Start of RECORD SET
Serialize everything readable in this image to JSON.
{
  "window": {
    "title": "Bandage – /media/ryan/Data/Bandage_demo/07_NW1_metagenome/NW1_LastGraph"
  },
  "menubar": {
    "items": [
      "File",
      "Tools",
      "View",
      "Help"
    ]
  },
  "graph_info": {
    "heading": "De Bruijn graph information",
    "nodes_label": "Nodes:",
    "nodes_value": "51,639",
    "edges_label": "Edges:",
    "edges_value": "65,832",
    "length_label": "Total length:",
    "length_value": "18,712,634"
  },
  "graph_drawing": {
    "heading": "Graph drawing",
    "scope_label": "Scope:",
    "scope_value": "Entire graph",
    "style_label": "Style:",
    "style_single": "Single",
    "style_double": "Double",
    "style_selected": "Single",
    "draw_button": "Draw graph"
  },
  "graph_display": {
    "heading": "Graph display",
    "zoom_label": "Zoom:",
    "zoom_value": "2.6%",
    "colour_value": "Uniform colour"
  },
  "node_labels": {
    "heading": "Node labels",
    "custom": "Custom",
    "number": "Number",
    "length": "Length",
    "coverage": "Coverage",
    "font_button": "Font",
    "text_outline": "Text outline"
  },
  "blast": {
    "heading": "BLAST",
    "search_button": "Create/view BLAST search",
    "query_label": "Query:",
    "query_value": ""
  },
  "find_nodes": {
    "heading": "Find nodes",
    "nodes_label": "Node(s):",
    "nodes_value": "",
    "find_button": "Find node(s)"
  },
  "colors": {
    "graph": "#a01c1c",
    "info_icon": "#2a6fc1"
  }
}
End of RECORD SET
» TASK PROMPT
Across the whole listing, show each line where the word "heading" occurs.

» EXERCISE OUTPUT
    "heading": "De Bruijn graph information",
    "heading": "Graph drawing",
    "heading": "Graph display",
    "heading": "Node labels",
    "heading": "BLAST",
    "heading": "Find nodes",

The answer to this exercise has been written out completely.